Omit images. Retype all entries verbatim.

Stored entries
☆ ☆ ☆
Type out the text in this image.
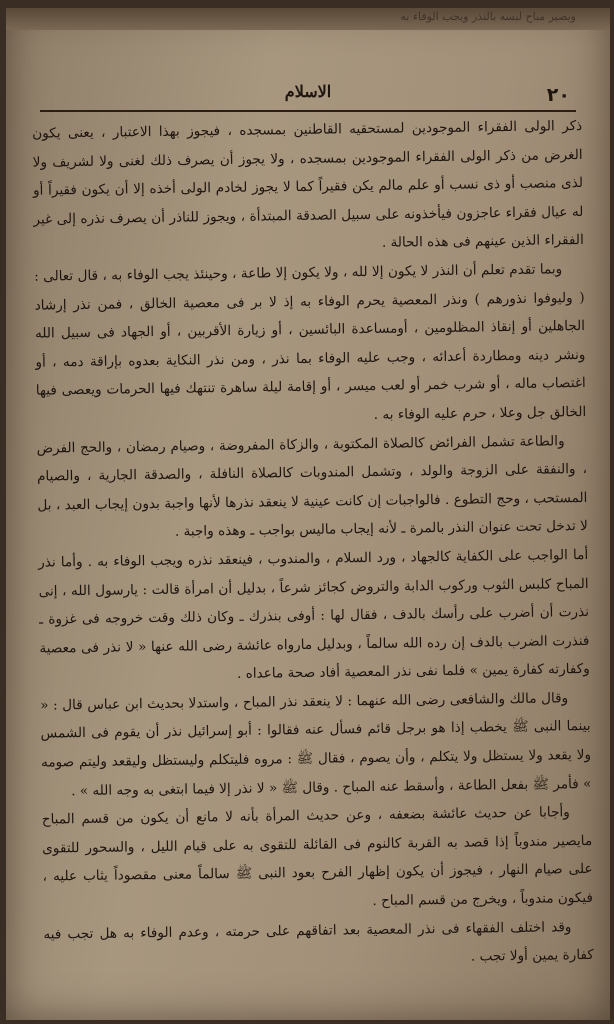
ويصير مباح لبسه بالنذر ويجب الوفاء به
٢٠
الاسلام

ذكر الولى الفقراء الموجودين لمستحقيه القاطنين بمسجده ، فيجوز بهذا الاعتبار ، يعنى يكون الغرض من ذكر الولى الفقراء الموجودين بمسجده ، ولا يجوز أن يصرف ذلك لغنى ولا لشريف ولا لذى منصب أو ذى نسب أو علم مالم يكن فقيراً كما لا يجوز لخادم الولى أخذه إلا أن يكون فقيراً أو له عيال فقراء عاجزون فيأخذونه على سبيل الصدقة المبتدأة ، ويجوز للناذر أن يصرف نذره إلى غير الفقراء الذين عينهم فى هذه الحالة .

وبما تقدم تعلم أن النذر لا يكون إلا لله ، ولا يكون إلا طاعة ، وحينئذ يجب الوفاء به ، قال تعالى : ( وليوفوا نذورهم ) ونذر المعصية يحرم الوفاء به إذ لا بر فى معصية الخالق ، فمن نذر إرشاد الجاهلين أو إنقاذ المظلومين ، أومساعدة البائسين ، أو زيارة الأقربين ، أو الجهاد فى سبيل الله ونشر دينه ومطاردة أعدائه ، وجب عليه الوفاء بما نذر ، ومن نذر النكاية بعدوه بإراقة دمه ، أو اغتصاب ماله ، أو شرب خمر أو لعب ميسر ، أو إقامة ليلة ساهرة تنتهك فيها الحرمات ويعصى فيها الخالق جل وعلا ، حرم عليه الوفاء به .

والطاعة تشمل الفرائض كالصلاة المكتوبة ، والزكاة المفروضة ، وصيام رمضان ، والحج الفرض ، والنفقة على الزوجة والولد ، وتشمل المندوبات كالصلاة النافلة ، والصدقة الجارية ، والصيام المستحب ، وحج التطوع . فالواجبات إن كانت عينية لا ينعقد نذرها لأنها واجبة بدون إيجاب العبد ، بل لا تدخل تحت عنوان النذر بالمرة ـ لأنه إيجاب ماليس بواجب ـ وهذه واجبة .

أما الواجب على الكفاية كالجهاد ، ورد السلام ، والمندوب ، فينعقد نذره ويجب الوفاء به . وأما نذر المباح كلبس الثوب وركوب الدابة والتروض كجائز شرعاً ، بدليل أن امرأة قالت : يارسول الله ، إنى نذرت أن أضرب على رأسك بالدف ، فقال لها : أوفى بنذرك ـ وكان ذلك وقت خروجه فى غزوة ـ فنذرت الضرب بالدف إن رده الله سالماً ، وبدليل مارواه عائشة رضى الله عنها « لا نذر فى معصية وكفارته كفارة يمين » فلما نفى نذر المعصية أفاد صحة ماعداه .

وقال مالك والشافعى رضى الله عنهما : لا ينعقد نذر المباح ، واستدلا بحديث ابن عباس قال : « بينما النبى ﷺ يخطب إذا هو برجل قائم فسأل عنه فقالوا : أبو إسرائيل نذر أن يقوم فى الشمس ولا يقعد ولا يستظل ولا يتكلم ، وأن يصوم ، فقال ﷺ : مروه فليتكلم وليستظل وليقعد وليتم صومه » فأمر ﷺ بفعل الطاعة ، وأسقط عنه المباح . وقال ﷺ « لا نذر إلا فيما ابتغى به وجه الله » .

وأجابا عن حديث عائشة بضعفه ، وعن حديث المرأة بأنه لا مانع أن يكون من قسم المباح مايصير مندوباً إذا قصد به القربة كالنوم فى القائلة للتقوى به على قيام الليل ، والسحور للتقوى على صيام النهار ، فيجوز أن يكون إظهار الفرح بعود النبى ﷺ سالماً معنى مقصوداً يثاب عليه ، فيكون مندوباً ، ويخرج من قسم المباح .

وقد اختلف الفقهاء فى نذر المعصية بعد اتفاقهم على حرمته ، وعدم الوفاء به هل تجب فيه كفارة يمين أولا تجب .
☆ ☆ ☆
=== Written response ===
Type out the text in this image.
ويصير مباح لبسه بالنذر ويجب الوفاء به
٢٠
الاسلام

ذكر الولى الفقراء الموجودين لمستحقيه القاطنين بمسجده ، فيجوز بهذا الاعتبار ، يعنى يكون الغرض من ذكر الولى الفقراء الموجودين بمسجده ، ولا يجوز أن يصرف ذلك لغنى ولا لشريف ولا لذى منصب أو ذى نسب أو علم مالم يكن فقيراً كما لا يجوز لخادم الولى أخذه إلا أن يكون فقيراً أو له عيال فقراء عاجزون فيأخذونه على سبيل الصدقة المبتدأة ، ويجوز للناذر أن يصرف نذره إلى غير الفقراء الذين عينهم فى هذه الحالة .

وبما تقدم تعلم أن النذر لا يكون إلا لله ، ولا يكون إلا طاعة ، وحينئذ يجب الوفاء به ، قال تعالى : ( وليوفوا نذورهم ) ونذر المعصية يحرم الوفاء به إذ لا بر فى معصية الخالق ، فمن نذر إرشاد الجاهلين أو إنقاذ المظلومين ، أومساعدة البائسين ، أو زيارة الأقربين ، أو الجهاد فى سبيل الله ونشر دينه ومطاردة أعدائه ، وجب عليه الوفاء بما نذر ، ومن نذر النكاية بعدوه بإراقة دمه ، أو اغتصاب ماله ، أو شرب خمر أو لعب ميسر ، أو إقامة ليلة ساهرة تنتهك فيها الحرمات ويعصى فيها الخالق جل وعلا ، حرم عليه الوفاء به .

والطاعة تشمل الفرائض كالصلاة المكتوبة ، والزكاة المفروضة ، وصيام رمضان ، والحج الفرض ، والنفقة على الزوجة والولد ، وتشمل المندوبات كالصلاة النافلة ، والصدقة الجارية ، والصيام المستحب ، وحج التطوع . فالواجبات إن كانت عينية لا ينعقد نذرها لأنها واجبة بدون إيجاب العبد ، بل لا تدخل تحت عنوان النذر بالمرة ـ لأنه إيجاب ماليس بواجب ـ وهذه واجبة .

أما الواجب على الكفاية كالجهاد ، ورد السلام ، والمندوب ، فينعقد نذره ويجب الوفاء به . وأما نذر المباح كلبس الثوب وركوب الدابة والتروض كجائز شرعاً ، بدليل أن امرأة قالت : يارسول الله ، إنى نذرت أن أضرب على رأسك بالدف ، فقال لها : أوفى بنذرك ـ وكان ذلك وقت خروجه فى غزوة ـ فنذرت الضرب بالدف إن رده الله سالماً ، وبدليل مارواه عائشة رضى الله عنها « لا نذر فى معصية وكفارته كفارة يمين » فلما نفى نذر المعصية أفاد صحة ماعداه .

وقال مالك والشافعى رضى الله عنهما : لا ينعقد نذر المباح ، واستدلا بحديث ابن عباس قال : « بينما النبى ﷺ يخطب إذا هو برجل قائم فسأل عنه فقالوا : أبو إسرائيل نذر أن يقوم فى الشمس ولا يقعد ولا يستظل ولا يتكلم ، وأن يصوم ، فقال ﷺ : مروه فليتكلم وليستظل وليقعد وليتم صومه » فأمر ﷺ بفعل الطاعة ، وأسقط عنه المباح . وقال ﷺ « لا نذر إلا فيما ابتغى به وجه الله » .

وأجابا عن حديث عائشة بضعفه ، وعن حديث المرأة بأنه لا مانع أن يكون من قسم المباح مايصير مندوباً إذا قصد به القربة كالنوم فى القائلة للتقوى به على قيام الليل ، والسحور للتقوى على صيام النهار ، فيجوز أن يكون إظهار الفرح بعود النبى ﷺ سالماً معنى مقصوداً يثاب عليه ، فيكون مندوباً ، ويخرج من قسم المباح .

وقد اختلف الفقهاء فى نذر المعصية بعد اتفاقهم على حرمته ، وعدم الوفاء به هل تجب فيه كفارة يمين أولا تجب .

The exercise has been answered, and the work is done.